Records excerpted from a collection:
--- Begin ---
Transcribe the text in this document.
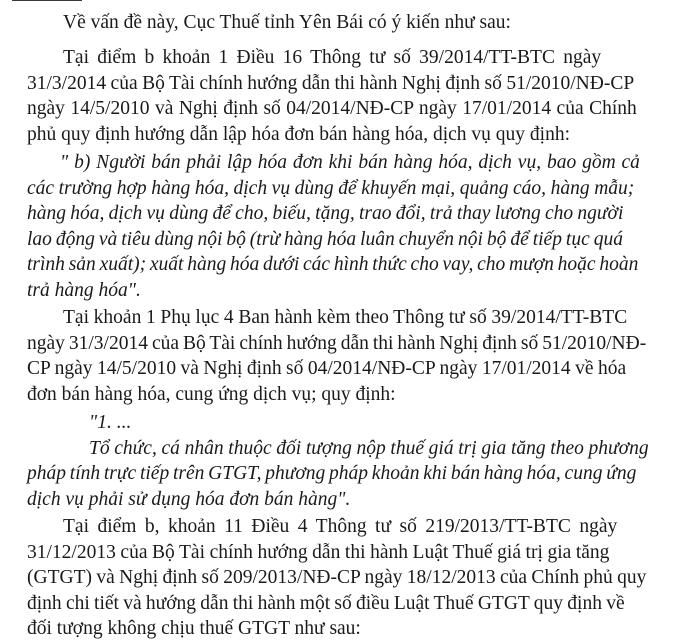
Về vấn đề này, Cục Thuế tỉnh Yên Bái có ý kiến như sau:
Tại điểm b khoản 1 Điều 16 Thông tư số 39/2014/TT-BTC ngày
31/3/2014 của Bộ Tài chính hướng dẫn thi hành Nghị định số 51/2010/NĐ-CP
ngày 14/5/2010 và Nghị định số 04/2014/NĐ-CP ngày 17/01/2014 của Chính
phủ quy định hướng dẫn lập hóa đơn bán hàng hóa, dịch vụ quy định:
" b) Người bán phải lập hóa đơn khi bán hàng hóa, dịch vụ, bao gồm cả
các trường hợp hàng hóa, dịch vụ dùng để khuyến mại, quảng cáo, hàng mẫu;
hàng hóa, dịch vụ dùng để cho, biếu, tặng, trao đổi, trả thay lương cho người
lao động và tiêu dùng nội bộ (trừ hàng hóa luân chuyển nội bộ để tiếp tục quá
trình sản xuất); xuất hàng hóa dưới các hình thức cho vay, cho mượn hoặc hoàn
trả hàng hóa".
Tại khoản 1 Phụ lục 4 Ban hành kèm theo Thông tư số 39/2014/TT-BTC
ngày 31/3/2014 của Bộ Tài chính hướng dẫn thi hành Nghị định số 51/2010/NĐ-
CP ngày 14/5/2010 và Nghị định số 04/2014/NĐ-CP ngày 17/01/2014 về hóa
đơn bán hàng hóa, cung ứng dịch vụ; quy định:
"1. ...
Tổ chức, cá nhân thuộc đối tượng nộp thuế giá trị gia tăng theo phương
pháp tính trực tiếp trên GTGT, phương pháp khoản khi bán hàng hóa, cung ứng
dịch vụ phải sử dụng hóa đơn bán hàng".
Tại điểm b, khoản 11 Điều 4 Thông tư số 219/2013/TT-BTC ngày
31/12/2013 của Bộ Tài chính hướng dẫn thi hành Luật Thuế giá trị gia tăng
(GTGT) và Nghị định số 209/2013/NĐ-CP ngày 18/12/2013 của Chính phủ quy
định chi tiết và hướng dẫn thi hành một số điều Luật Thuế GTGT quy định về
đối tượng không chịu thuế GTGT như sau:
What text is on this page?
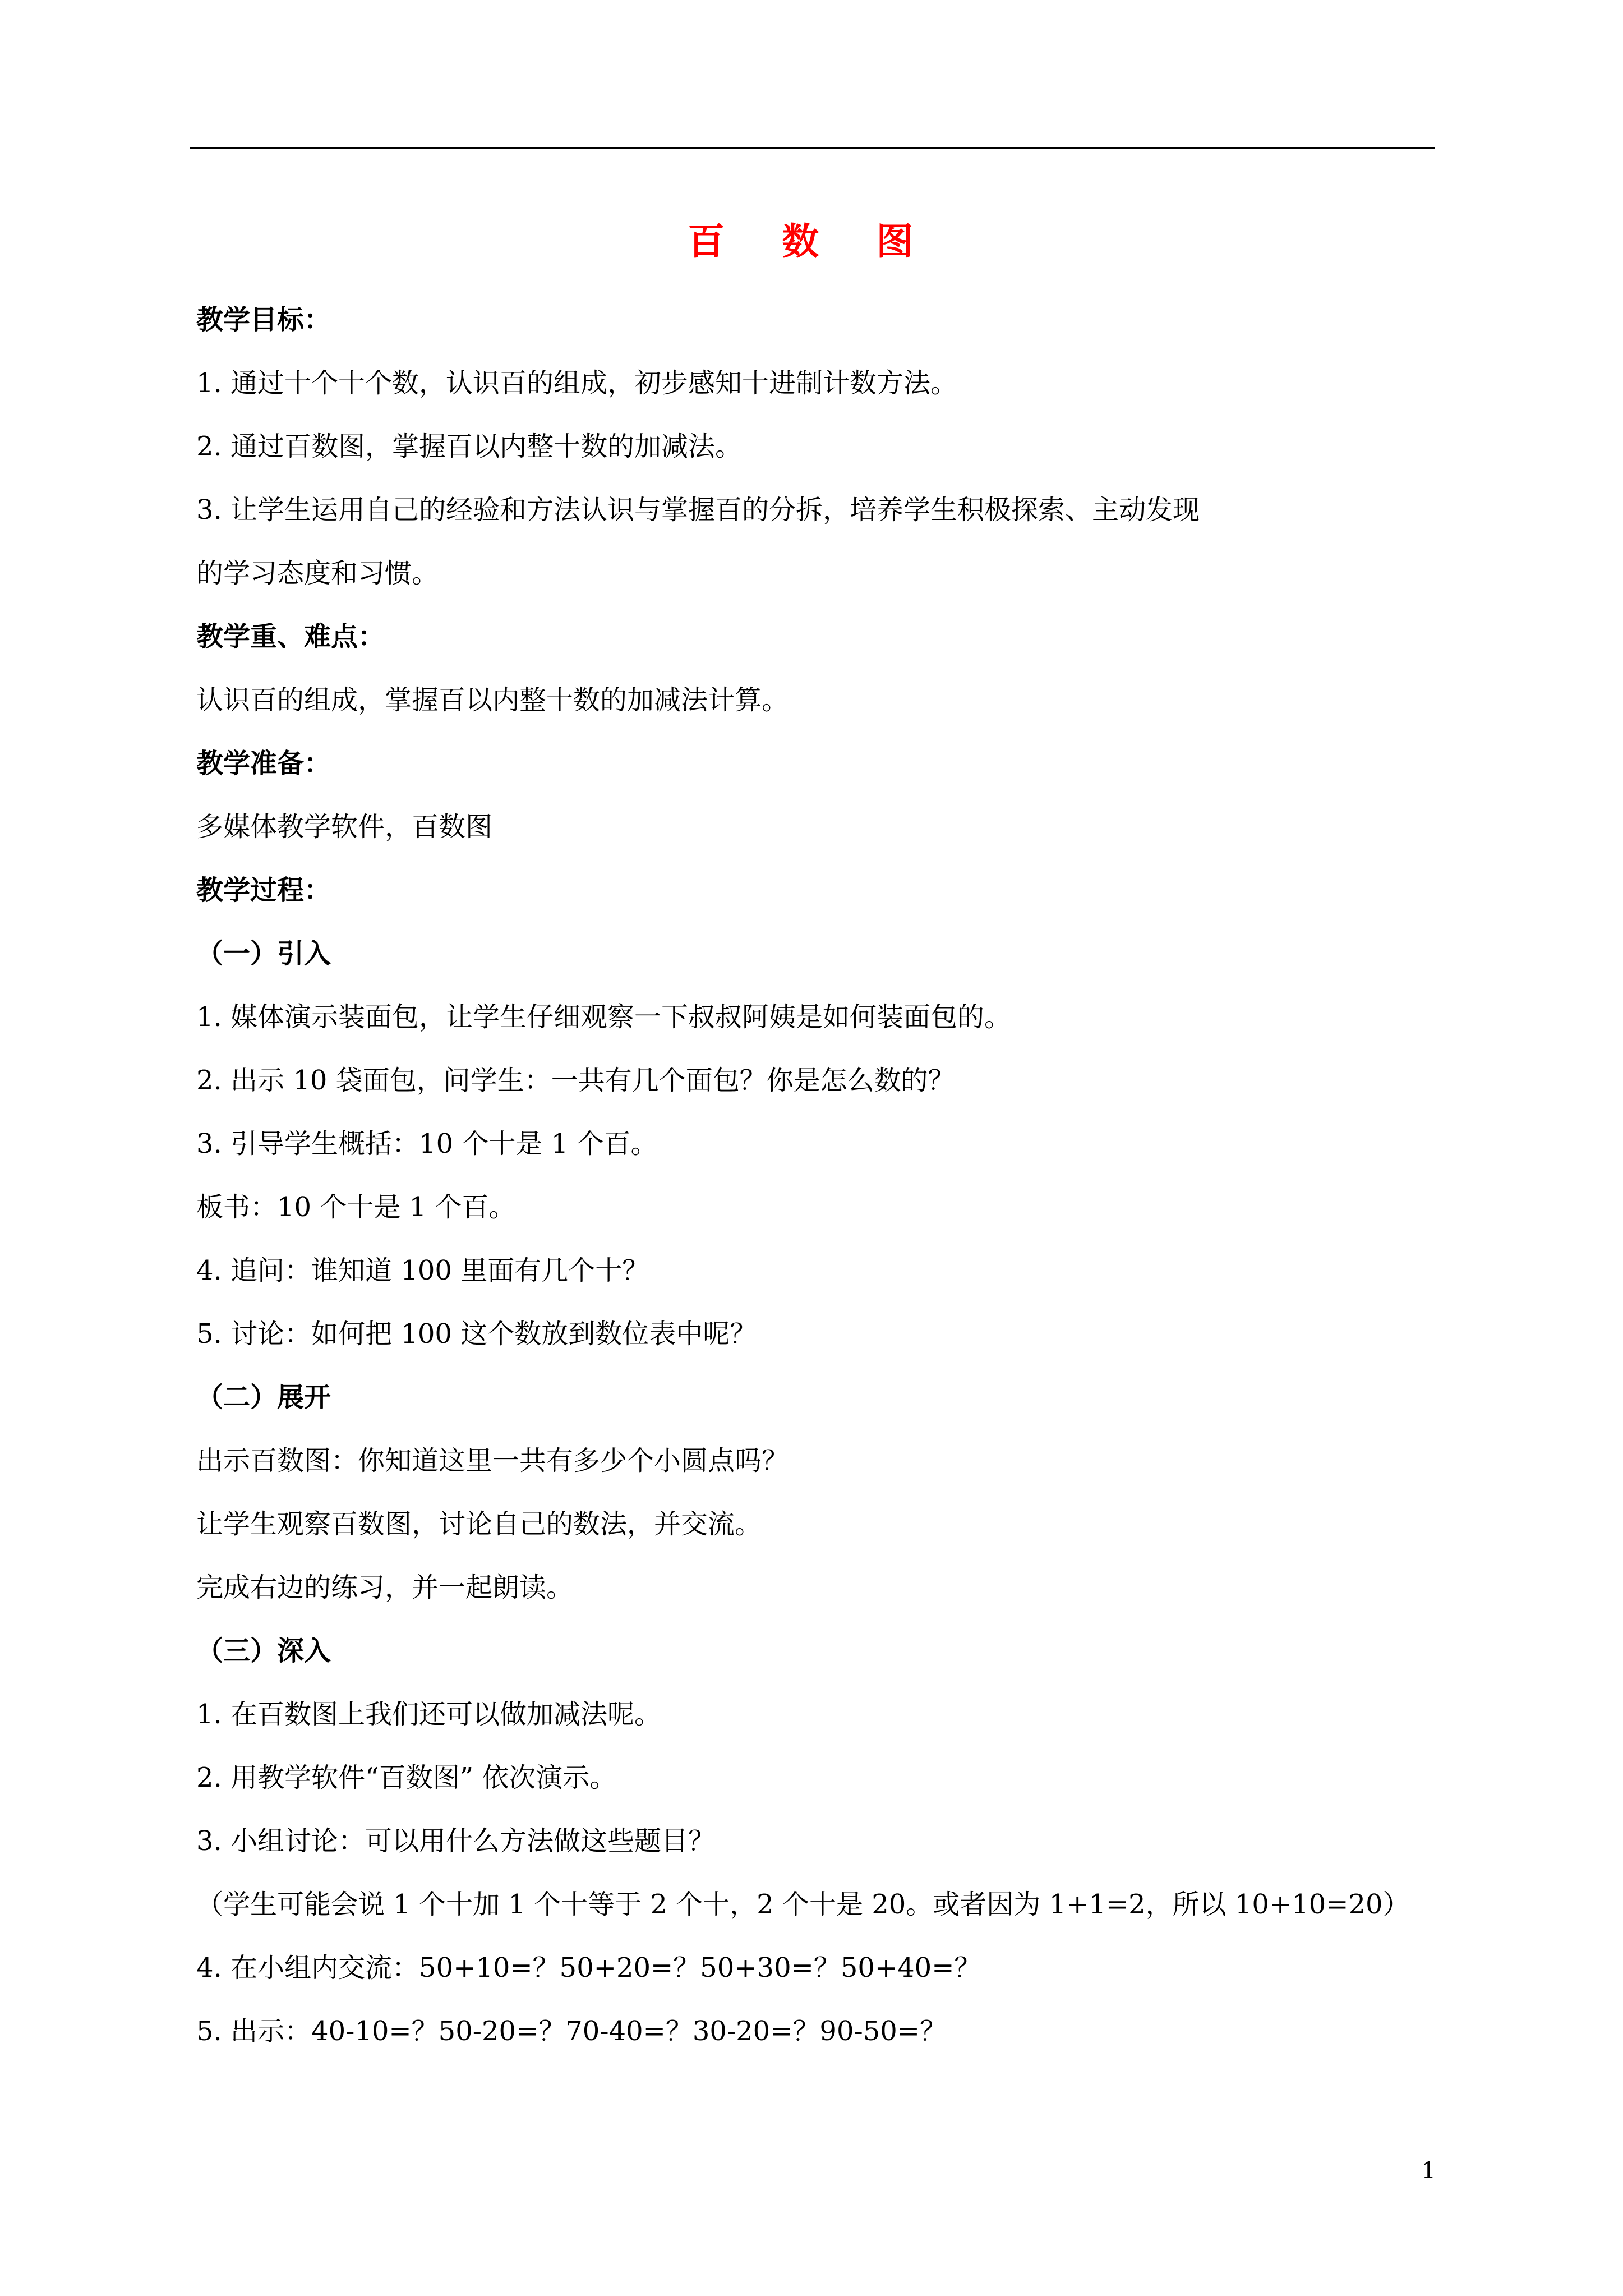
百 数 图
教学目标：
1. 通过十个十个数，认识百的组成，初步感知十进制计数方法。
2. 通过百数图，掌握百以内整十数的加减法。
3. 让学生运用自己的经验和方法认识与掌握百的分拆，培养学生积极探索、主动发现
的学习态度和习惯。
教学重、难点：
认识百的组成，掌握百以内整十数的加减法计算。
教学准备：
多媒体教学软件，百数图
教学过程：
（一）引入
1. 媒体演示装面包，让学生仔细观察一下叔叔阿姨是如何装面包的。
2. 出示 10 袋面包，问学生：一共有几个面包？你是怎么数的？
3. 引导学生概括：10 个十是 1 个百。
板书：10 个十是 1 个百。
4. 追问：谁知道 100 里面有几个十？
5. 讨论：如何把 100 这个数放到数位表中呢？
（二）展开
出示百数图：你知道这里一共有多少个小圆点吗？
让学生观察百数图，讨论自己的数法，并交流。
完成右边的练习，并一起朗读。
（三）深入
1. 在百数图上我们还可以做加减法呢。
2. 用教学软件“百数图” 依次演示。
3. 小组讨论：可以用什么方法做这些题目？
（学生可能会说 1 个十加 1 个十等于 2 个十，2 个十是 20。或者因为 1+1=2，所以 10+10=20）
4. 在小组内交流：50+10=？50+20=？50+30=？50+40=？
5. 出示：40-10=？50-20=？70-40=？30-20=？90-50=？
1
--- End ---
Print each record exactly as it stands, leaving the images out.

FINISHED ANSWER:
Transcribe the text in this document.
Về vấn đề này, Cục Thuế tỉnh Yên Bái có ý kiến như sau:
Tại điểm b khoản 1 Điều 16 Thông tư số 39/2014/TT-BTC ngày
31/3/2014 của Bộ Tài chính hướng dẫn thi hành Nghị định số 51/2010/NĐ-CP
ngày 14/5/2010 và Nghị định số 04/2014/NĐ-CP ngày 17/01/2014 của Chính
phủ quy định hướng dẫn lập hóa đơn bán hàng hóa, dịch vụ quy định:
" b) Người bán phải lập hóa đơn khi bán hàng hóa, dịch vụ, bao gồm cả
các trường hợp hàng hóa, dịch vụ dùng để khuyến mại, quảng cáo, hàng mẫu;
hàng hóa, dịch vụ dùng để cho, biếu, tặng, trao đổi, trả thay lương cho người
lao động và tiêu dùng nội bộ (trừ hàng hóa luân chuyển nội bộ để tiếp tục quá
trình sản xuất); xuất hàng hóa dưới các hình thức cho vay, cho mượn hoặc hoàn
trả hàng hóa".
Tại khoản 1 Phụ lục 4 Ban hành kèm theo Thông tư số 39/2014/TT-BTC
ngày 31/3/2014 của Bộ Tài chính hướng dẫn thi hành Nghị định số 51/2010/NĐ-
CP ngày 14/5/2010 và Nghị định số 04/2014/NĐ-CP ngày 17/01/2014 về hóa
đơn bán hàng hóa, cung ứng dịch vụ; quy định:
"1. ...
Tổ chức, cá nhân thuộc đối tượng nộp thuế giá trị gia tăng theo phương
pháp tính trực tiếp trên GTGT, phương pháp khoản khi bán hàng hóa, cung ứng
dịch vụ phải sử dụng hóa đơn bán hàng".
Tại điểm b, khoản 11 Điều 4 Thông tư số 219/2013/TT-BTC ngày
31/12/2013 của Bộ Tài chính hướng dẫn thi hành Luật Thuế giá trị gia tăng
(GTGT) và Nghị định số 209/2013/NĐ-CP ngày 18/12/2013 của Chính phủ quy
định chi tiết và hướng dẫn thi hành một số điều Luật Thuế GTGT quy định về
đối tượng không chịu thuế GTGT như sau:
What text is on this page?
百 数 图
教学目标：
1. 通过十个十个数，认识百的组成，初步感知十进制计数方法。
2. 通过百数图，掌握百以内整十数的加减法。
3. 让学生运用自己的经验和方法认识与掌握百的分拆，培养学生积极探索、主动发现
的学习态度和习惯。
教学重、难点：
认识百的组成，掌握百以内整十数的加减法计算。
教学准备：
多媒体教学软件，百数图
教学过程：
（一）引入
1. 媒体演示装面包，让学生仔细观察一下叔叔阿姨是如何装面包的。
2. 出示 10 袋面包，问学生：一共有几个面包？你是怎么数的？
3. 引导学生概括：10 个十是 1 个百。
板书：10 个十是 1 个百。
4. 追问：谁知道 100 里面有几个十？
5. 讨论：如何把 100 这个数放到数位表中呢？
（二）展开
出示百数图：你知道这里一共有多少个小圆点吗？
让学生观察百数图，讨论自己的数法，并交流。
完成右边的练习，并一起朗读。
（三）深入
1. 在百数图上我们还可以做加减法呢。
2. 用教学软件“百数图” 依次演示。
3. 小组讨论：可以用什么方法做这些题目？
（学生可能会说 1 个十加 1 个十等于 2 个十，2 个十是 20。或者因为 1+1=2，所以 10+10=20）
4. 在小组内交流：50+10=？50+20=？50+30=？50+40=？
5. 出示：40-10=？50-20=？70-40=？30-20=？90-50=？
1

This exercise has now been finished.